──────── Data provided

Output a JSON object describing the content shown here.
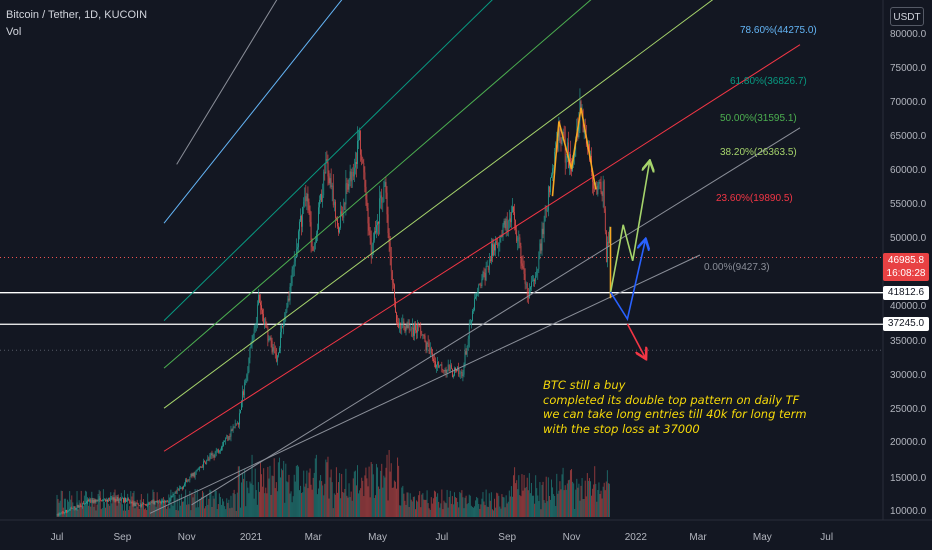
{
  "header": {
    "symbol": "Bitcoin / Tether, 1D, KUCOIN",
    "indicator": "Vol"
  },
  "unit_button": "USDT",
  "price_tags": {
    "last_price": "46985.8",
    "countdown": "16:08:28",
    "level_upper": "41812.6",
    "level_lower": "37245.0"
  },
  "annotation_lines": [
    "BTC still a buy",
    "completed its double top pattern on daily TF",
    "we can take long entries till 40k for long term",
    "with the stop loss at 37000"
  ],
  "colors": {
    "background": "#131722",
    "up_candle": "#26a69a",
    "down_candle": "#ef5350",
    "note_text": "#f5d90a",
    "last_price_tag": "#e84143"
  },
  "chart_data": {
    "type": "candlestick",
    "title": "Bitcoin / Tether, 1D, KUCOIN",
    "y_axis": {
      "scale": "log",
      "range": [
        9800,
        93000
      ],
      "ticks": [
        80000.0,
        75000.0,
        70000.0,
        65000.0,
        60000.0,
        55000.0,
        50000.0,
        45000.0,
        40000.0,
        35000.0,
        30000.0,
        25000.0,
        20000.0,
        15000.0,
        10000.0
      ]
    },
    "x_axis": {
      "range": [
        "2020-06-25",
        "2022-08-05"
      ],
      "ticks": [
        {
          "label": "Jul",
          "date": "2020-07-01"
        },
        {
          "label": "Sep",
          "date": "2020-09-01"
        },
        {
          "label": "Nov",
          "date": "2020-11-01"
        },
        {
          "label": "2021",
          "date": "2021-01-01"
        },
        {
          "label": "Mar",
          "date": "2021-03-01"
        },
        {
          "label": "May",
          "date": "2021-05-01"
        },
        {
          "label": "Jul",
          "date": "2021-07-01"
        },
        {
          "label": "Sep",
          "date": "2021-09-01"
        },
        {
          "label": "Nov",
          "date": "2021-11-01"
        },
        {
          "label": "2022",
          "date": "2022-01-01"
        },
        {
          "label": "Mar",
          "date": "2022-03-01"
        },
        {
          "label": "May",
          "date": "2022-05-01"
        },
        {
          "label": "Jul",
          "date": "2022-07-01"
        }
      ]
    },
    "price_path": [
      [
        "2020-07-01",
        9200
      ],
      [
        "2020-08-01",
        11300
      ],
      [
        "2020-09-01",
        11700
      ],
      [
        "2020-09-15",
        10700
      ],
      [
        "2020-10-15",
        11400
      ],
      [
        "2020-11-05",
        15000
      ],
      [
        "2020-12-01",
        18800
      ],
      [
        "2020-12-20",
        23000
      ],
      [
        "2021-01-08",
        40500
      ],
      [
        "2021-01-25",
        32000
      ],
      [
        "2021-02-10",
        45000
      ],
      [
        "2021-02-22",
        57000
      ],
      [
        "2021-03-01",
        48000
      ],
      [
        "2021-03-13",
        61000
      ],
      [
        "2021-03-25",
        51500
      ],
      [
        "2021-04-14",
        64500
      ],
      [
        "2021-04-25",
        48000
      ],
      [
        "2021-05-08",
        58000
      ],
      [
        "2021-05-19",
        37000
      ],
      [
        "2021-06-10",
        36500
      ],
      [
        "2021-06-25",
        31500
      ],
      [
        "2021-07-20",
        29800
      ],
      [
        "2021-08-01",
        40500
      ],
      [
        "2021-08-22",
        49500
      ],
      [
        "2021-09-07",
        52800
      ],
      [
        "2021-09-21",
        40800
      ],
      [
        "2021-10-01",
        47000
      ],
      [
        "2021-10-20",
        66000
      ],
      [
        "2021-11-01",
        60500
      ],
      [
        "2021-11-10",
        69000
      ],
      [
        "2021-11-24",
        57000
      ],
      [
        "2021-12-01",
        57200
      ],
      [
        "2021-12-04",
        47500
      ],
      [
        "2021-12-07",
        50600
      ]
    ],
    "fib_channel": {
      "levels": [
        {
          "label": "0.00%(9427.3)",
          "color": "#8a8e98",
          "left": [
            "2020-11-15",
            11100
          ],
          "right": [
            "2022-01-01",
            40500
          ]
        },
        {
          "label": "23.60%(19890.5)",
          "color": "#f23645",
          "left": [
            "2020-10-20",
            19000
          ],
          "right": [
            "2022-01-01",
            54000
          ]
        },
        {
          "label": "38.20%(26363.5)",
          "color": "#a5d36b",
          "left": [
            "2020-10-20",
            25500
          ],
          "right": [
            "2022-01-01",
            67000
          ]
        },
        {
          "label": "50.00%(31595.1)",
          "color": "#4caf50",
          "left": [
            "2020-10-20",
            31500
          ],
          "right": [
            "2022-01-01",
            80000
          ]
        },
        {
          "label": "61.80%(36826.7)",
          "color": "#089981",
          "left": [
            "2020-10-20",
            38500
          ],
          "right": [
            "2022-01-01",
            94000
          ]
        },
        {
          "label": "78.60%(44275.0)",
          "color": "#64b5f6",
          "left": [
            "2020-10-20",
            53000
          ],
          "right": [
            "2022-01-01",
            125000
          ]
        }
      ],
      "outer_upper": {
        "color": "#8a8e98",
        "left": [
          "2020-11-01",
          62000
        ],
        "right": [
          "2022-04-01",
          200000
        ]
      }
    },
    "horizontal_levels": [
      {
        "price": 46985.8,
        "style": "dotted",
        "color": "#ef5350"
      },
      {
        "price": 41812.6,
        "style": "solid",
        "color": "#ffffff"
      },
      {
        "price": 37245.0,
        "style": "solid",
        "color": "#ffffff"
      },
      {
        "price": 33500,
        "style": "dotted",
        "color": "#555a66"
      }
    ],
    "drawings": [
      {
        "kind": "double-top",
        "color": "#f5a623",
        "points": [
          [
            "2021-10-14",
            56000
          ],
          [
            "2021-10-20",
            67000
          ],
          [
            "2021-11-01",
            60000
          ],
          [
            "2021-11-10",
            69000
          ],
          [
            "2021-11-24",
            57000
          ]
        ]
      },
      {
        "kind": "path",
        "color": "#f5a623",
        "points": [
          [
            "2021-12-08",
            51500
          ],
          [
            "2021-12-08",
            41000
          ]
        ]
      },
      {
        "kind": "arrow",
        "color": "#a5d36b",
        "points": [
          [
            "2021-12-08",
            41800
          ],
          [
            "2021-12-20",
            51800
          ],
          [
            "2021-12-29",
            46500
          ],
          [
            "2022-01-14",
            61000
          ]
        ]
      },
      {
        "kind": "arrow",
        "color": "#2962ff",
        "points": [
          [
            "2021-12-08",
            41900
          ],
          [
            "2021-12-24",
            38000
          ],
          [
            "2022-01-10",
            49500
          ]
        ]
      },
      {
        "kind": "arrow",
        "color": "#f23645",
        "points": [
          [
            "2021-12-24",
            37300
          ],
          [
            "2022-01-10",
            32400
          ]
        ]
      }
    ],
    "volume": {
      "panel_bottom_price": 9800,
      "note": "volume histogram, heights relative"
    }
  }
}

────────────────

§ Description of the task
Copy every line in the entries above that has the string "Tether" in it.

§ Response for this exercise
    "symbol": "Bitcoin / Tether, 1D, KUCOIN",
    "title": "Bitcoin / Tether, 1D, KUCOIN",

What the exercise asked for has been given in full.